**EXERCISE AIM:**
Keep only the lines where "style" appears.

Recorded data:
start
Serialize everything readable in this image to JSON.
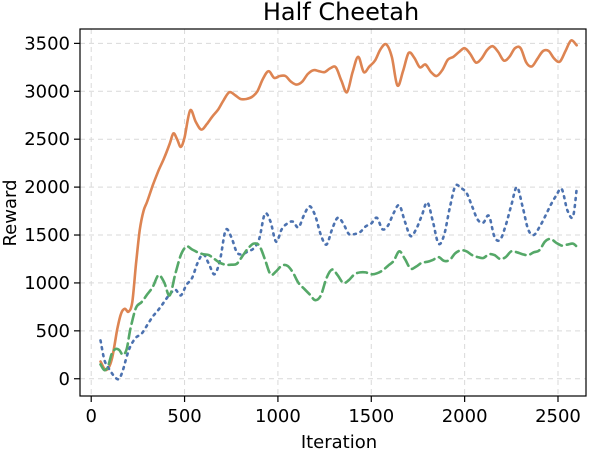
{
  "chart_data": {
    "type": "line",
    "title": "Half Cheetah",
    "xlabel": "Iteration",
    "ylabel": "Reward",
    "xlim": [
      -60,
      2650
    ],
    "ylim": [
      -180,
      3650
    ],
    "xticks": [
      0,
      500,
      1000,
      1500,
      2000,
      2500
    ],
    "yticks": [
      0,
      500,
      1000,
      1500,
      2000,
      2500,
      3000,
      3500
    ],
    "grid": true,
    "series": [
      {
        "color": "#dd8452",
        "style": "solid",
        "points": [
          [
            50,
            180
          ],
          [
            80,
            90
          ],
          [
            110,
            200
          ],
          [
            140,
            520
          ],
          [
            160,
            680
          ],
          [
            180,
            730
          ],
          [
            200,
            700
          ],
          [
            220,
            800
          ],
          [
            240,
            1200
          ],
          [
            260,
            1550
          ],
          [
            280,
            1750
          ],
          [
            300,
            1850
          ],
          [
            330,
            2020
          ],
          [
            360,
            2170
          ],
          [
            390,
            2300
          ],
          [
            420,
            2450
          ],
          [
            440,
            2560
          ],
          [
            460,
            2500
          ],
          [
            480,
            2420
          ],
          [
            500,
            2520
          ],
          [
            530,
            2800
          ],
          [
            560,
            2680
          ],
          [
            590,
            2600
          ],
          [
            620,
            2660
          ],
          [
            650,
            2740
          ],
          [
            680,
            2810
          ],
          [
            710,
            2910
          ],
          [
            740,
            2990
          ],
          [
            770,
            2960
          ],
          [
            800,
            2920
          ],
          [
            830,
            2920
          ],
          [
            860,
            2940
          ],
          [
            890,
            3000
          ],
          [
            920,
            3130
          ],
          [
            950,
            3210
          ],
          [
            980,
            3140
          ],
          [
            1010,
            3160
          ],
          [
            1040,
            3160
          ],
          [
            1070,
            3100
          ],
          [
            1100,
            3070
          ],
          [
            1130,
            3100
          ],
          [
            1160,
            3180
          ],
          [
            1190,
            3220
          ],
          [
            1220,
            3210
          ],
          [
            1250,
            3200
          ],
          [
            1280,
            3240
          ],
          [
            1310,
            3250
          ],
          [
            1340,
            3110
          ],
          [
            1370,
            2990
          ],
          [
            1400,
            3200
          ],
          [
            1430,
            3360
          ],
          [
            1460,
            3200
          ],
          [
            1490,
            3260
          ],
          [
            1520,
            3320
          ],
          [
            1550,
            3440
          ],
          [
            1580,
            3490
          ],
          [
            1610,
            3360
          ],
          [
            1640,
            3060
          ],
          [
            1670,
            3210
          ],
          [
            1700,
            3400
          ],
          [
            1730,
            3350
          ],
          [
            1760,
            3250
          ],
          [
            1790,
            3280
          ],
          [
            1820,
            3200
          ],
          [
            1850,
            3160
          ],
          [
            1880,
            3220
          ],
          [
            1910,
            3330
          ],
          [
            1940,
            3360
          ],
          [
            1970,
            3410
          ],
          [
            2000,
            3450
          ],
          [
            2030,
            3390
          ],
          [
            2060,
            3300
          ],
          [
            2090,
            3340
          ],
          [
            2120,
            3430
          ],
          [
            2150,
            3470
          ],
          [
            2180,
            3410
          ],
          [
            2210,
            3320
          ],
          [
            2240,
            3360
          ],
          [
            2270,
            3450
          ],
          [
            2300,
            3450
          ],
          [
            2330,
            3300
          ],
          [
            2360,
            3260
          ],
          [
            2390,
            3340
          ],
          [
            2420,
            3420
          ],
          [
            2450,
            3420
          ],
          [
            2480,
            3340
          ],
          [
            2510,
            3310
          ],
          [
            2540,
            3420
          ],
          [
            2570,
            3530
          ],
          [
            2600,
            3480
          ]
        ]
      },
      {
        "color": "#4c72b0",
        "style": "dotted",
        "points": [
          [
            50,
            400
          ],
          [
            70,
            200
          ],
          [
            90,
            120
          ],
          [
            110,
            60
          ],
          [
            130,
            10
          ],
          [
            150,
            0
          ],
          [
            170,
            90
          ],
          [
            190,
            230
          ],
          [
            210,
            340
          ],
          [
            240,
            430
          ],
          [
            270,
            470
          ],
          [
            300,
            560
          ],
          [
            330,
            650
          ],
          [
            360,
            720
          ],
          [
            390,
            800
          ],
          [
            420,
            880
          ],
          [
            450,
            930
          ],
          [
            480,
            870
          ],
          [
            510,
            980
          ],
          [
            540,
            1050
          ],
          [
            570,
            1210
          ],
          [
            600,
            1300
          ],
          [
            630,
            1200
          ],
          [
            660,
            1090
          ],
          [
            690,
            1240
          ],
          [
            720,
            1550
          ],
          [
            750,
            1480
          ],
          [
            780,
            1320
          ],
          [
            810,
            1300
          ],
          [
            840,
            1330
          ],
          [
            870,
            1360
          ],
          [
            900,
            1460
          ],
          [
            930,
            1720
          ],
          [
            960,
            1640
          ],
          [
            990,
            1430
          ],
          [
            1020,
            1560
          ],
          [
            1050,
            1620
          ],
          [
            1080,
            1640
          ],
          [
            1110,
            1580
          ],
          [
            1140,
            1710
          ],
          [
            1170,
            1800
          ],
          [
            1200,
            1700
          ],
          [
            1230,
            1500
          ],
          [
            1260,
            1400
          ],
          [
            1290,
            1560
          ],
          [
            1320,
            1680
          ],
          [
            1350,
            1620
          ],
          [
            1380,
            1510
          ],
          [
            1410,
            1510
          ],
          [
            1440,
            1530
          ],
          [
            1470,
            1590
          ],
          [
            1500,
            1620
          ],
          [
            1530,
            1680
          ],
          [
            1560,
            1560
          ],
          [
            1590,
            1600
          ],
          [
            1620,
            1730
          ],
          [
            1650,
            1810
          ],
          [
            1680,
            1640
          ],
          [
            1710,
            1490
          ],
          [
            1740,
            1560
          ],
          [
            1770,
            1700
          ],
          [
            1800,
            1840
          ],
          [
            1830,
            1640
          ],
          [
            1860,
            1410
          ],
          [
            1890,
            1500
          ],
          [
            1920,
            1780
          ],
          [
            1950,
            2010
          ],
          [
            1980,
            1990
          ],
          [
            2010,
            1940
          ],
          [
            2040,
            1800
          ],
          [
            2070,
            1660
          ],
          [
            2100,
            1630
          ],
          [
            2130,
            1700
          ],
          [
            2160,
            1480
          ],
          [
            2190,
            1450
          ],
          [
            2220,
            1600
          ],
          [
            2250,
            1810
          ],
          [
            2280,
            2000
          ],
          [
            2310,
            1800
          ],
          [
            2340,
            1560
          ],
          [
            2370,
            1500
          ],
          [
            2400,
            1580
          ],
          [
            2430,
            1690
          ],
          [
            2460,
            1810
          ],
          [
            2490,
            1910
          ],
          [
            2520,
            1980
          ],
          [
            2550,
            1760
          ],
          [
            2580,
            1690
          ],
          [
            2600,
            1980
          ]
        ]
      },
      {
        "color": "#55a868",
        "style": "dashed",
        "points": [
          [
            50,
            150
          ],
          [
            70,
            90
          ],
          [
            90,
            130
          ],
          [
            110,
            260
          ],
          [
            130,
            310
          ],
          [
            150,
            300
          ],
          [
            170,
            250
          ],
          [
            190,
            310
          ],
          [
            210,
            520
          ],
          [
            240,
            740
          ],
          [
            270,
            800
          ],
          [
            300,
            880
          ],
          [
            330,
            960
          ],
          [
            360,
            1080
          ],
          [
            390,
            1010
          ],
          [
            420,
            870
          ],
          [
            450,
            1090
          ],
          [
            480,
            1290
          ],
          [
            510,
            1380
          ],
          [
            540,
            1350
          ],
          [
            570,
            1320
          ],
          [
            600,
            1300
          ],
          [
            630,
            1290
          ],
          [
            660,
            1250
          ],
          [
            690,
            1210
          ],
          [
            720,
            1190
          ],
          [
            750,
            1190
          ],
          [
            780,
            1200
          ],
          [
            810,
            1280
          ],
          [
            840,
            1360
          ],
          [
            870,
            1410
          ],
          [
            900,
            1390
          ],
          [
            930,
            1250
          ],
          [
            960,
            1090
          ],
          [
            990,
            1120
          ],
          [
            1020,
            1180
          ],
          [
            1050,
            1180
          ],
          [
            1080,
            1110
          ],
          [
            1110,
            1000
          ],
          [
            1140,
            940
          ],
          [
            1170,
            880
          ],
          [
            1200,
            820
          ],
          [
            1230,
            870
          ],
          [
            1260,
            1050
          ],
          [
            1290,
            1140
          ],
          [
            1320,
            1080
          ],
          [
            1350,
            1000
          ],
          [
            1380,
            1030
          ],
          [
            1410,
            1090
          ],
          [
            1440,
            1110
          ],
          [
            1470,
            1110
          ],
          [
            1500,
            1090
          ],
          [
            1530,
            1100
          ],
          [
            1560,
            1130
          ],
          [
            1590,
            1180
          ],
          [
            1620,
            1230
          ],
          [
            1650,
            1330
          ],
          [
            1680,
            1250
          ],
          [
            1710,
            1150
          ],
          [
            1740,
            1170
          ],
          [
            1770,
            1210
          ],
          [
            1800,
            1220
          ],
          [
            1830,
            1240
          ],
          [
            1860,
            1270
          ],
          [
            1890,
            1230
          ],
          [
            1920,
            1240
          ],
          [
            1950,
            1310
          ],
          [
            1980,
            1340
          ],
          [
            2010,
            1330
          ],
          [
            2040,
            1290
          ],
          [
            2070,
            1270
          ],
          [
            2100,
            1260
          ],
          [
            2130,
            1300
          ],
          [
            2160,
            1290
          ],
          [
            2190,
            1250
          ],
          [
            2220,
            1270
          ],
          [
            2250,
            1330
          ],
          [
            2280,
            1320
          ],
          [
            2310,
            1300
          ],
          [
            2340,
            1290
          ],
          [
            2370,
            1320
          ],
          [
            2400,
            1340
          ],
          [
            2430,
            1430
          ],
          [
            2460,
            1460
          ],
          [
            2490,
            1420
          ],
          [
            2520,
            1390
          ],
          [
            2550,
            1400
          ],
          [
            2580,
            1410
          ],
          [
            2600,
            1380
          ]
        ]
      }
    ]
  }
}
end
**OUTPUT FOR THIS EXERCISE:**
        "style": "solid",
        "style": "dotted",
        "style": "dashed",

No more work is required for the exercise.